**Activity**
Return the data exactly, with all pictures removed.

**Data**
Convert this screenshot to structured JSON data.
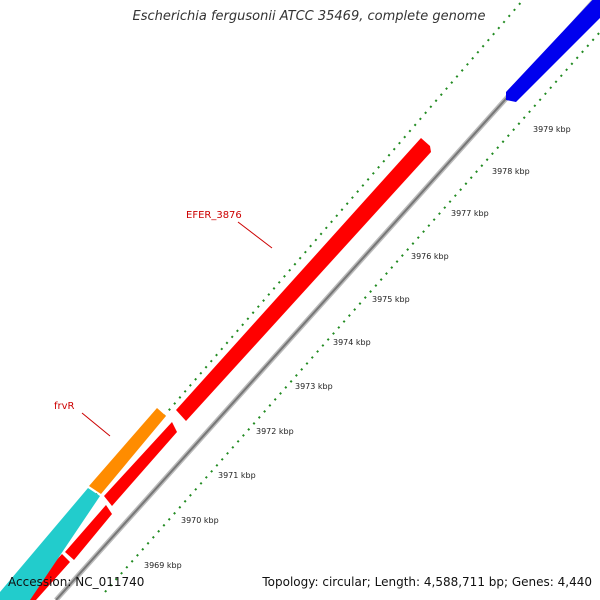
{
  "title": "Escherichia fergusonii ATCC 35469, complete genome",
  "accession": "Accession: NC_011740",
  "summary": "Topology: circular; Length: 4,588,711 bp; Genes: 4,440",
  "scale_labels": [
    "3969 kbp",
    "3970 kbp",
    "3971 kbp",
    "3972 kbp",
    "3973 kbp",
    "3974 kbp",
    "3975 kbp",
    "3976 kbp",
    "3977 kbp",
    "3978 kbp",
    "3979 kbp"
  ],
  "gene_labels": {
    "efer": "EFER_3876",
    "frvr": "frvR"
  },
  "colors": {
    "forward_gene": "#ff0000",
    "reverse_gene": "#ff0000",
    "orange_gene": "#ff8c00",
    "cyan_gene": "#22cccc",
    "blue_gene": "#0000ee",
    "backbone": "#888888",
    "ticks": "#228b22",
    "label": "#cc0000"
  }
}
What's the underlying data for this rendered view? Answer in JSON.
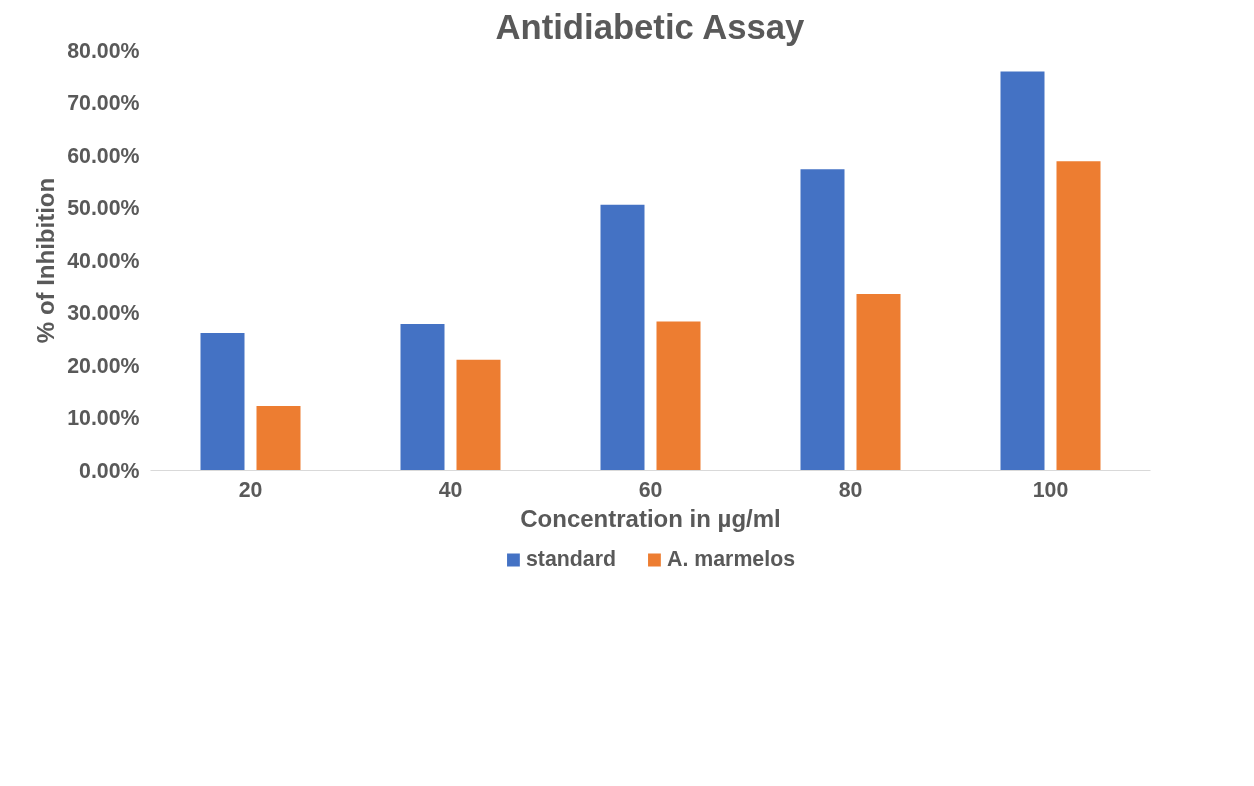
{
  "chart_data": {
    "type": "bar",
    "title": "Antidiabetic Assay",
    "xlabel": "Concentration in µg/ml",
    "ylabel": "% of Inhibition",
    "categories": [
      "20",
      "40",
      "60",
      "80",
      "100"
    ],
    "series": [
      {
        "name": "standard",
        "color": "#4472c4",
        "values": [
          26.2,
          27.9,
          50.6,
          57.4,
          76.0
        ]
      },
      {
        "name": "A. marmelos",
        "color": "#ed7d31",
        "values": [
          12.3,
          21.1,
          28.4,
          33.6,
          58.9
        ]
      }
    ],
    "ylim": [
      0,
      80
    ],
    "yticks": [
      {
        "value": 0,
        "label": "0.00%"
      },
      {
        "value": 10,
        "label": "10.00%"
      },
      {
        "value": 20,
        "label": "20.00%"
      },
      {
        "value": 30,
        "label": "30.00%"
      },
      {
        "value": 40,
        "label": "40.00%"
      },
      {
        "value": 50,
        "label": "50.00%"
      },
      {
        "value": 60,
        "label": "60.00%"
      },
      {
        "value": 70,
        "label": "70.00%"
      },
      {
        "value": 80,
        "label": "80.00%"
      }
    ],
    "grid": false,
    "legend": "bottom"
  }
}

**Response for this exercise**
Convert this screenshot to structured JSON data.
{
  "title": "Escherichia fergusonii ATCC 35469, complete genome",
  "accession": "Accession: NC_011740",
  "summary": "Topology: circular; Length: 4,588,711 bp; Genes: 4,440",
  "scale_labels": [
    "3969 kbp",
    "3970 kbp",
    "3971 kbp",
    "3972 kbp",
    "3973 kbp",
    "3974 kbp",
    "3975 kbp",
    "3976 kbp",
    "3977 kbp",
    "3978 kbp",
    "3979 kbp"
  ],
  "gene_labels": {
    "efer": "EFER_3876",
    "frvr": "frvR"
  },
  "colors": {
    "forward_gene": "#ff0000",
    "reverse_gene": "#ff0000",
    "orange_gene": "#ff8c00",
    "cyan_gene": "#22cccc",
    "blue_gene": "#0000ee",
    "backbone": "#888888",
    "ticks": "#228b22",
    "label": "#cc0000"
  }
}
What's the underlying data for this rendered view? Answer in JSON.
{
  "chart_data": {
    "type": "bar",
    "title": "Antidiabetic Assay",
    "xlabel": "Concentration in µg/ml",
    "ylabel": "% of Inhibition",
    "categories": [
      "20",
      "40",
      "60",
      "80",
      "100"
    ],
    "series": [
      {
        "name": "standard",
        "color": "#4472c4",
        "values": [
          26.2,
          27.9,
          50.6,
          57.4,
          76.0
        ]
      },
      {
        "name": "A. marmelos",
        "color": "#ed7d31",
        "values": [
          12.3,
          21.1,
          28.4,
          33.6,
          58.9
        ]
      }
    ],
    "ylim": [
      0,
      80
    ],
    "yticks": [
      {
        "value": 0,
        "label": "0.00%"
      },
      {
        "value": 10,
        "label": "10.00%"
      },
      {
        "value": 20,
        "label": "20.00%"
      },
      {
        "value": 30,
        "label": "30.00%"
      },
      {
        "value": 40,
        "label": "40.00%"
      },
      {
        "value": 50,
        "label": "50.00%"
      },
      {
        "value": 60,
        "label": "60.00%"
      },
      {
        "value": 70,
        "label": "70.00%"
      },
      {
        "value": 80,
        "label": "80.00%"
      }
    ],
    "grid": false,
    "legend": "bottom"
  }
}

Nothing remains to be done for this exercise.